WHAT YOU SHOULD DO:
Copy the listing below line for line, with no changes.

LISTED RECORDS:
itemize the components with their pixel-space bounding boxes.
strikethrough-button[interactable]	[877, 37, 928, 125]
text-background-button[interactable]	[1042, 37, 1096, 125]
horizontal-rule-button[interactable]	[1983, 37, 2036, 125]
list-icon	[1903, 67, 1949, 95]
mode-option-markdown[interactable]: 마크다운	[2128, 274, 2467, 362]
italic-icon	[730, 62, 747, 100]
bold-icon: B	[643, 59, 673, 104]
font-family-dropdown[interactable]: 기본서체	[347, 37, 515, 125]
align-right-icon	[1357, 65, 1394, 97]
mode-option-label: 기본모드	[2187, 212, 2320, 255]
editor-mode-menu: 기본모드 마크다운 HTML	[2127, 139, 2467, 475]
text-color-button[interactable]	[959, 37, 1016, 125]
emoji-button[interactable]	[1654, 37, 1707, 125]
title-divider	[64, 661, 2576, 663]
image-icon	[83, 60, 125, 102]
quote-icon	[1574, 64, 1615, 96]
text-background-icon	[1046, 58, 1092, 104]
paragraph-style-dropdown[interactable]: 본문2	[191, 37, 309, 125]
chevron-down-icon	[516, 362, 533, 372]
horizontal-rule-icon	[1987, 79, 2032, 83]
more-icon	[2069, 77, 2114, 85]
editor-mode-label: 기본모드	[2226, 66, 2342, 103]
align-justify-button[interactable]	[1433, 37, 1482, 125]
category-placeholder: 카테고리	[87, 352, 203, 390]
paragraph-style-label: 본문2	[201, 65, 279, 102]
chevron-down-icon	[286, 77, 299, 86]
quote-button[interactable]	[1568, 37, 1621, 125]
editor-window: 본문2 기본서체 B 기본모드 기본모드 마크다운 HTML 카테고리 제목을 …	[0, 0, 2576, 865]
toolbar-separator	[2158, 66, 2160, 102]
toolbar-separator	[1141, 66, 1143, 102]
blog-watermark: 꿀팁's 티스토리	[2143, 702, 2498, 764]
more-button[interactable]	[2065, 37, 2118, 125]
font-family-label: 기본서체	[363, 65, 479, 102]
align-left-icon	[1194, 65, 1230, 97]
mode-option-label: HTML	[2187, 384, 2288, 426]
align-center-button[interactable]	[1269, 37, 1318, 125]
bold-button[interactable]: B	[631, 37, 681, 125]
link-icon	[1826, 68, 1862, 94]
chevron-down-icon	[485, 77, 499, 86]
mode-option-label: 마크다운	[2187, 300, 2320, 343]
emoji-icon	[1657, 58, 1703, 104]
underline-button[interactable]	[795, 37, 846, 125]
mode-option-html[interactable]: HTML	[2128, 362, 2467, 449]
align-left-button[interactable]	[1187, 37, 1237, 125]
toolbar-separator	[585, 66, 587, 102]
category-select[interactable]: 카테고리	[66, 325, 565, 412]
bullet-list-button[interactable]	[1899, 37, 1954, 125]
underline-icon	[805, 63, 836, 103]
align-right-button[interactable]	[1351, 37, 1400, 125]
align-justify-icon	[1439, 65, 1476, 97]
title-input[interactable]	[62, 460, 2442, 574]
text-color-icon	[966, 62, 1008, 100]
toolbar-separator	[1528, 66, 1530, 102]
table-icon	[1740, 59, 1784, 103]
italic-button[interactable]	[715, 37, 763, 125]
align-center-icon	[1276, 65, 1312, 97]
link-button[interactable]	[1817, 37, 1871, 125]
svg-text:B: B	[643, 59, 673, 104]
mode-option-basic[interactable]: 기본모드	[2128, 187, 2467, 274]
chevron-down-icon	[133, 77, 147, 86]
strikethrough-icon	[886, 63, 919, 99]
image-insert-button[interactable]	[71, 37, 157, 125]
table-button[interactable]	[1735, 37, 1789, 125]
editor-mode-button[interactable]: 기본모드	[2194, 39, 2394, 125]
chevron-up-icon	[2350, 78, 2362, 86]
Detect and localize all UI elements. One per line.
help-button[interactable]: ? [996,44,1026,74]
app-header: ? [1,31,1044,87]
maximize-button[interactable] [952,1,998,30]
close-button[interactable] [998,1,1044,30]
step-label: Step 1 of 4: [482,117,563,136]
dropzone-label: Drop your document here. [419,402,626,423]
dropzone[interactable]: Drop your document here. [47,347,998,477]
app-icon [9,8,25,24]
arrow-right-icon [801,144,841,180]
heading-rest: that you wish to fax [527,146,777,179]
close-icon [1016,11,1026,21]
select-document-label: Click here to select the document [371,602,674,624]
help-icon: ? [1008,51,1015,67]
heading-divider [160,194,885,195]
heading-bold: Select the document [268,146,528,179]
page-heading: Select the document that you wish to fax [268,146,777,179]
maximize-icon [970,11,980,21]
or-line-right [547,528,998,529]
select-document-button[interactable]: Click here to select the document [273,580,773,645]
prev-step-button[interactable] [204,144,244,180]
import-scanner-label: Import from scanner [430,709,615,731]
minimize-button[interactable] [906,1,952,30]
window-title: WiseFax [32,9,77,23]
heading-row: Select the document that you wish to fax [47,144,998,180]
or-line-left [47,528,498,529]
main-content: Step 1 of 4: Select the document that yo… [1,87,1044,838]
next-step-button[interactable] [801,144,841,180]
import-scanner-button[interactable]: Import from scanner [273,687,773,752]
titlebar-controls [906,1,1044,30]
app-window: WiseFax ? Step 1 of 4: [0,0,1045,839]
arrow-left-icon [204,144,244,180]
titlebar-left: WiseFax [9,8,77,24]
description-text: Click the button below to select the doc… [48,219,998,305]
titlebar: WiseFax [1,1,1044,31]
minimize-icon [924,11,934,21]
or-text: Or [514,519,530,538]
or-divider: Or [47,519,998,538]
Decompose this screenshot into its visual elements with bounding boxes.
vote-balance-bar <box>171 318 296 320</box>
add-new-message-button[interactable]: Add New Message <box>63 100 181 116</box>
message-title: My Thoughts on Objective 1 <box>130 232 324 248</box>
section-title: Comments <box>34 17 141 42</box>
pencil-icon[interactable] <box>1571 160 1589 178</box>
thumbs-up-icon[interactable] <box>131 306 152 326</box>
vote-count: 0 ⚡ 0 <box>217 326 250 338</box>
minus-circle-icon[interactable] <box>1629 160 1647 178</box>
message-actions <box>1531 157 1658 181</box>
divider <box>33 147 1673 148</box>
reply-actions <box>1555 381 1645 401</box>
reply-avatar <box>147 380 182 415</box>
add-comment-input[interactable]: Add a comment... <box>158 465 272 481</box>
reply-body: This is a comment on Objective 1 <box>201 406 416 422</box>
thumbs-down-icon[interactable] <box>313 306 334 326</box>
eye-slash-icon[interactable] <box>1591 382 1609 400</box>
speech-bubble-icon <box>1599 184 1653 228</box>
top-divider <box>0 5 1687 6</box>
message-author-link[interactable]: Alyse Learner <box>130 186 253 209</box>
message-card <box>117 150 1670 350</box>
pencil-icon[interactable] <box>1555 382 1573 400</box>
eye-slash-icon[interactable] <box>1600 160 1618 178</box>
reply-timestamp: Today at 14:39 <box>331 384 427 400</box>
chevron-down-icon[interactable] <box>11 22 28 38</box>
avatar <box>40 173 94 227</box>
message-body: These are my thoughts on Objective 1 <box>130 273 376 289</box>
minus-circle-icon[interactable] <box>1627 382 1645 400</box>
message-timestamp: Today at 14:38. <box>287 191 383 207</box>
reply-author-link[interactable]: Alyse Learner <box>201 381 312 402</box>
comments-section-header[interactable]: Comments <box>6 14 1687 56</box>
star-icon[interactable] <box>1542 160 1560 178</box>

FINISHED EXERCISE:
itemize the components with their pixel-space bounding boxes.
strikethrough-button[interactable]	[877, 37, 928, 125]
text-background-button[interactable]	[1042, 37, 1096, 125]
horizontal-rule-button[interactable]	[1983, 37, 2036, 125]
list-icon	[1903, 67, 1949, 95]
mode-option-markdown[interactable]: 마크다운	[2128, 274, 2467, 362]
italic-icon	[730, 62, 747, 100]
bold-icon: B	[643, 59, 673, 104]
font-family-dropdown[interactable]: 기본서체	[347, 37, 515, 125]
align-right-icon	[1357, 65, 1394, 97]
mode-option-label: 기본모드	[2187, 212, 2320, 255]
editor-mode-menu: 기본모드 마크다운 HTML	[2127, 139, 2467, 475]
text-color-button[interactable]	[959, 37, 1016, 125]
emoji-button[interactable]	[1654, 37, 1707, 125]
title-divider	[64, 661, 2576, 663]
image-icon	[83, 60, 125, 102]
quote-icon	[1574, 64, 1615, 96]
text-background-icon	[1046, 58, 1092, 104]
paragraph-style-dropdown[interactable]: 본문2	[191, 37, 309, 125]
chevron-down-icon	[516, 362, 533, 372]
horizontal-rule-icon	[1987, 79, 2032, 83]
more-icon	[2069, 77, 2114, 85]
editor-mode-label: 기본모드	[2226, 66, 2342, 103]
align-justify-button[interactable]	[1433, 37, 1482, 125]
category-placeholder: 카테고리	[87, 352, 203, 390]
paragraph-style-label: 본문2	[201, 65, 279, 102]
chevron-down-icon	[286, 77, 299, 86]
quote-button[interactable]	[1568, 37, 1621, 125]
editor-window: 본문2 기본서체 B 기본모드 기본모드 마크다운 HTML 카테고리 제목을 …	[0, 0, 2576, 865]
toolbar-separator	[2158, 66, 2160, 102]
toolbar-separator	[1141, 66, 1143, 102]
blog-watermark: 꿀팁's 티스토리	[2143, 702, 2498, 764]
more-button[interactable]	[2065, 37, 2118, 125]
font-family-label: 기본서체	[363, 65, 479, 102]
align-left-icon	[1194, 65, 1230, 97]
mode-option-label: HTML	[2187, 384, 2288, 426]
align-center-button[interactable]	[1269, 37, 1318, 125]
bold-button[interactable]: B	[631, 37, 681, 125]
link-icon	[1826, 68, 1862, 94]
chevron-down-icon	[485, 77, 499, 86]
mode-option-label: 마크다운	[2187, 300, 2320, 343]
emoji-icon	[1657, 58, 1703, 104]
underline-button[interactable]	[795, 37, 846, 125]
mode-option-html[interactable]: HTML	[2128, 362, 2467, 449]
align-left-button[interactable]	[1187, 37, 1237, 125]
toolbar-separator	[585, 66, 587, 102]
category-select[interactable]: 카테고리	[66, 325, 565, 412]
bullet-list-button[interactable]	[1899, 37, 1954, 125]
underline-icon	[805, 63, 836, 103]
align-right-button[interactable]	[1351, 37, 1400, 125]
align-justify-icon	[1439, 65, 1476, 97]
title-input[interactable]	[62, 460, 2442, 574]
text-color-icon	[966, 62, 1008, 100]
toolbar-separator	[1528, 66, 1530, 102]
table-icon	[1740, 59, 1784, 103]
italic-button[interactable]	[715, 37, 763, 125]
align-center-icon	[1276, 65, 1312, 97]
link-button[interactable]	[1817, 37, 1871, 125]
svg-text:B: B	[643, 59, 673, 104]
mode-option-basic[interactable]: 기본모드	[2128, 187, 2467, 274]
chevron-down-icon	[133, 77, 147, 86]
strikethrough-icon	[886, 63, 919, 99]
image-insert-button[interactable]	[71, 37, 157, 125]
table-button[interactable]	[1735, 37, 1789, 125]
editor-mode-button[interactable]: 기본모드	[2194, 39, 2394, 125]
chevron-up-icon	[2350, 78, 2362, 86]
Detect and localize all UI elements. One per line.
help-button[interactable]: ? [996,44,1026,74]
app-header: ? [1,31,1044,87]
maximize-button[interactable] [952,1,998,30]
close-button[interactable] [998,1,1044,30]
step-label: Step 1 of 4: [482,117,563,136]
dropzone-label: Drop your document here. [419,402,626,423]
dropzone[interactable]: Drop your document here. [47,347,998,477]
app-icon [9,8,25,24]
arrow-right-icon [801,144,841,180]
heading-rest: that you wish to fax [527,146,777,179]
close-icon [1016,11,1026,21]
select-document-label: Click here to select the document [371,602,674,624]
help-icon: ? [1008,51,1015,67]
heading-divider [160,194,885,195]
heading-bold: Select the document [268,146,528,179]
page-heading: Select the document that you wish to fax [268,146,777,179]
maximize-icon [970,11,980,21]
or-line-right [547,528,998,529]
select-document-button[interactable]: Click here to select the document [273,580,773,645]
prev-step-button[interactable] [204,144,244,180]
import-scanner-label: Import from scanner [430,709,615,731]
minimize-button[interactable] [906,1,952,30]
window-title: WiseFax [32,9,77,23]
heading-row: Select the document that you wish to fax [47,144,998,180]
or-line-left [47,528,498,529]
main-content: Step 1 of 4: Select the document that yo… [1,87,1044,838]
next-step-button[interactable] [801,144,841,180]
import-scanner-button[interactable]: Import from scanner [273,687,773,752]
titlebar-controls [906,1,1044,30]
app-window: WiseFax ? Step 1 of 4: [0,0,1045,839]
arrow-left-icon [204,144,244,180]
titlebar-left: WiseFax [9,8,77,24]
description-text: Click the button below to select the doc… [48,219,998,305]
titlebar: WiseFax [1,1,1044,31]
minimize-icon [924,11,934,21]
or-text: Or [514,519,530,538]
or-divider: Or [47,519,998,538]
Decompose this screenshot into its visual elements with bounding boxes.
vote-balance-bar <box>171 318 296 320</box>
add-new-message-button[interactable]: Add New Message <box>63 100 181 116</box>
message-title: My Thoughts on Objective 1 <box>130 232 324 248</box>
section-title: Comments <box>34 17 141 42</box>
pencil-icon[interactable] <box>1571 160 1589 178</box>
thumbs-up-icon[interactable] <box>131 306 152 326</box>
vote-count: 0 ⚡ 0 <box>217 326 250 338</box>
minus-circle-icon[interactable] <box>1629 160 1647 178</box>
message-actions <box>1531 157 1658 181</box>
divider <box>33 147 1673 148</box>
reply-actions <box>1555 381 1645 401</box>
reply-avatar <box>147 380 182 415</box>
add-comment-input[interactable]: Add a comment... <box>158 465 272 481</box>
reply-body: This is a comment on Objective 1 <box>201 406 416 422</box>
thumbs-down-icon[interactable] <box>313 306 334 326</box>
eye-slash-icon[interactable] <box>1591 382 1609 400</box>
speech-bubble-icon <box>1599 184 1653 228</box>
top-divider <box>0 5 1687 6</box>
message-author-link[interactable]: Alyse Learner <box>130 186 253 209</box>
message-card <box>117 150 1670 350</box>
pencil-icon[interactable] <box>1555 382 1573 400</box>
eye-slash-icon[interactable] <box>1600 160 1618 178</box>
reply-timestamp: Today at 14:39 <box>331 384 427 400</box>
chevron-down-icon[interactable] <box>11 22 28 38</box>
avatar <box>40 173 94 227</box>
message-body: These are my thoughts on Objective 1 <box>130 273 376 289</box>
minus-circle-icon[interactable] <box>1627 382 1645 400</box>
message-timestamp: Today at 14:38. <box>287 191 383 207</box>
reply-author-link[interactable]: Alyse Learner <box>201 381 312 402</box>
comments-section-header[interactable]: Comments <box>6 14 1687 56</box>
star-icon[interactable] <box>1542 160 1560 178</box>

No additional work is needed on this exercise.